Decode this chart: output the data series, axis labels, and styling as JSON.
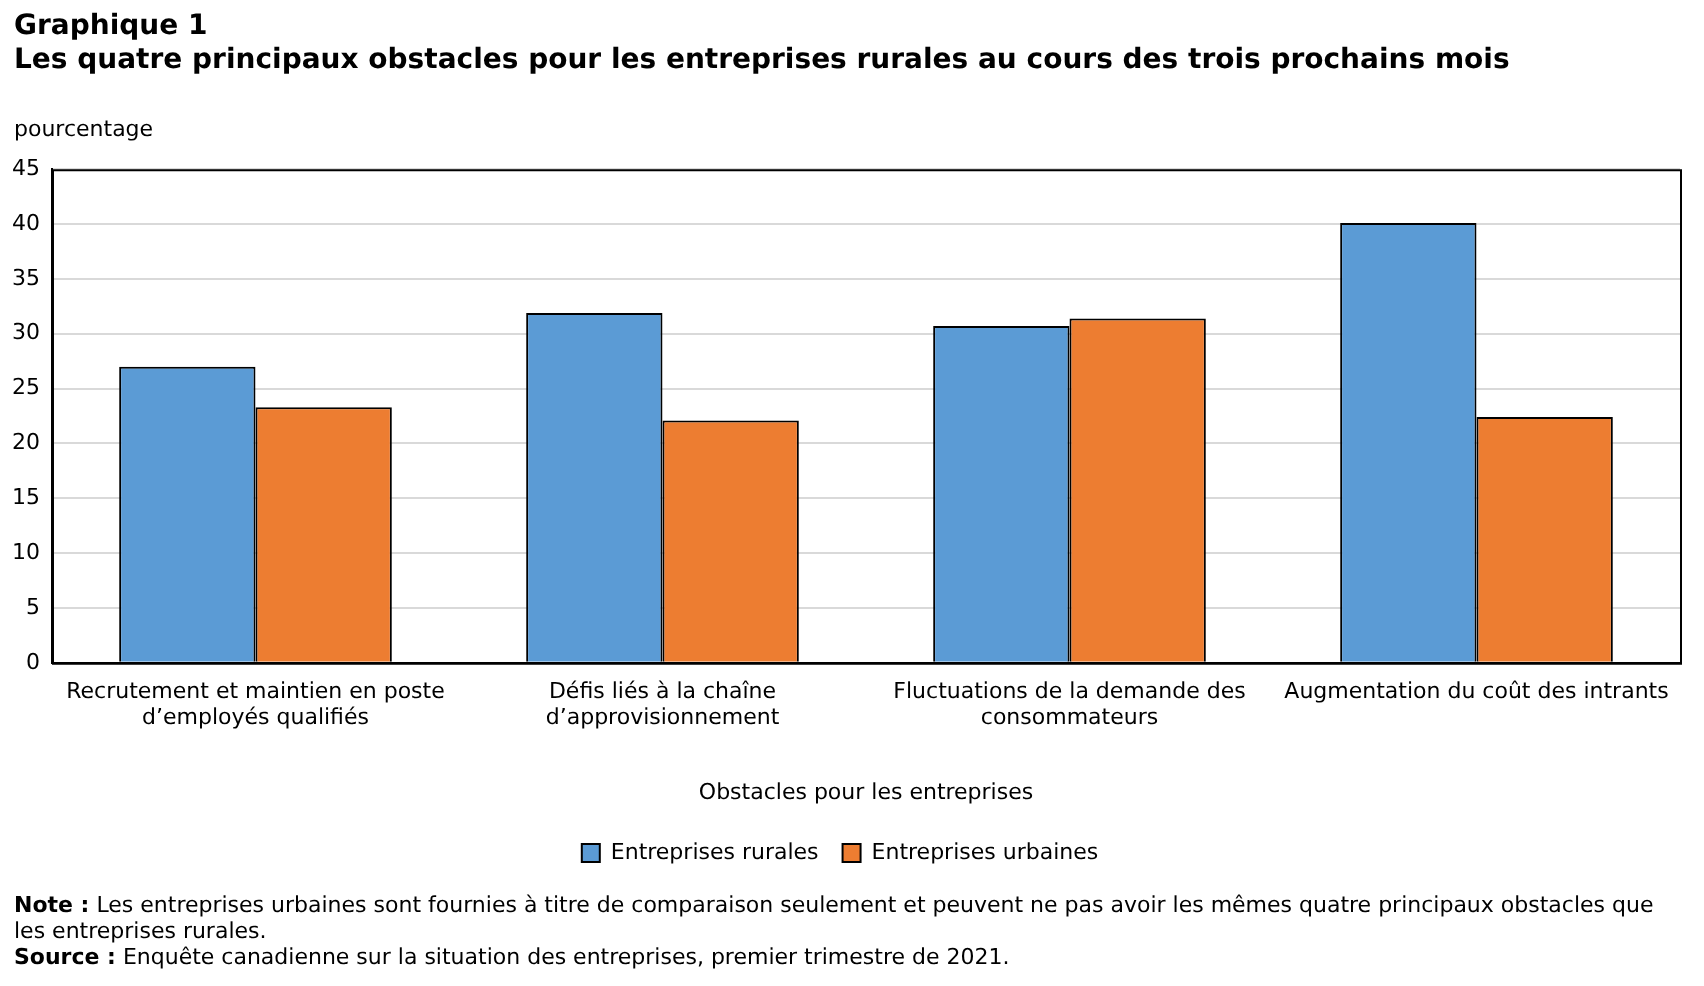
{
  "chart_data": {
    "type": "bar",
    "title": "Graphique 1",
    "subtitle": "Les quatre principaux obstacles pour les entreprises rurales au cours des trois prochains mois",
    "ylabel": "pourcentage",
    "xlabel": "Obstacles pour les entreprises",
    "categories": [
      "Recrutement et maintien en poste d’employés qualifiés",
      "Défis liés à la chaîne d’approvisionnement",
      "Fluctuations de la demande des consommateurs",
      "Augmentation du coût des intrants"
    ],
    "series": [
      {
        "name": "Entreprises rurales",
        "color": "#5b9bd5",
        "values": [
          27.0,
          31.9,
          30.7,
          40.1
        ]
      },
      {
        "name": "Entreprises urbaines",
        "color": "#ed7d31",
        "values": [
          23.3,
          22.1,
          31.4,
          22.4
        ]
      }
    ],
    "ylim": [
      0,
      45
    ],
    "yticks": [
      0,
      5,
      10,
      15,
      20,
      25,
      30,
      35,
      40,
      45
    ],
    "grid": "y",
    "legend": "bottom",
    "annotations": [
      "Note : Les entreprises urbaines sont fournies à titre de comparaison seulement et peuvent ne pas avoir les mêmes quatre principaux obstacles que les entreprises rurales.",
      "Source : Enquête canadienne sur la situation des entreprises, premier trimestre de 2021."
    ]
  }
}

▬▬▬▬▬▬▬▬▬▬

Job
Copy out the whole listing exactly, and don't carry over any pictures.

Task result
Decode this chart: output the data series, axis labels, and styling as JSON.
{
  "chart_data": {
    "type": "bar",
    "title": "Graphique 1",
    "subtitle": "Les quatre principaux obstacles pour les entreprises rurales au cours des trois prochains mois",
    "ylabel": "pourcentage",
    "xlabel": "Obstacles pour les entreprises",
    "categories": [
      "Recrutement et maintien en poste d’employés qualifiés",
      "Défis liés à la chaîne d’approvisionnement",
      "Fluctuations de la demande des consommateurs",
      "Augmentation du coût des intrants"
    ],
    "series": [
      {
        "name": "Entreprises rurales",
        "color": "#5b9bd5",
        "values": [
          27.0,
          31.9,
          30.7,
          40.1
        ]
      },
      {
        "name": "Entreprises urbaines",
        "color": "#ed7d31",
        "values": [
          23.3,
          22.1,
          31.4,
          22.4
        ]
      }
    ],
    "ylim": [
      0,
      45
    ],
    "yticks": [
      0,
      5,
      10,
      15,
      20,
      25,
      30,
      35,
      40,
      45
    ],
    "grid": "y",
    "legend": "bottom",
    "annotations": [
      "Note : Les entreprises urbaines sont fournies à titre de comparaison seulement et peuvent ne pas avoir les mêmes quatre principaux obstacles que les entreprises rurales.",
      "Source : Enquête canadienne sur la situation des entreprises, premier trimestre de 2021."
    ]
  }
}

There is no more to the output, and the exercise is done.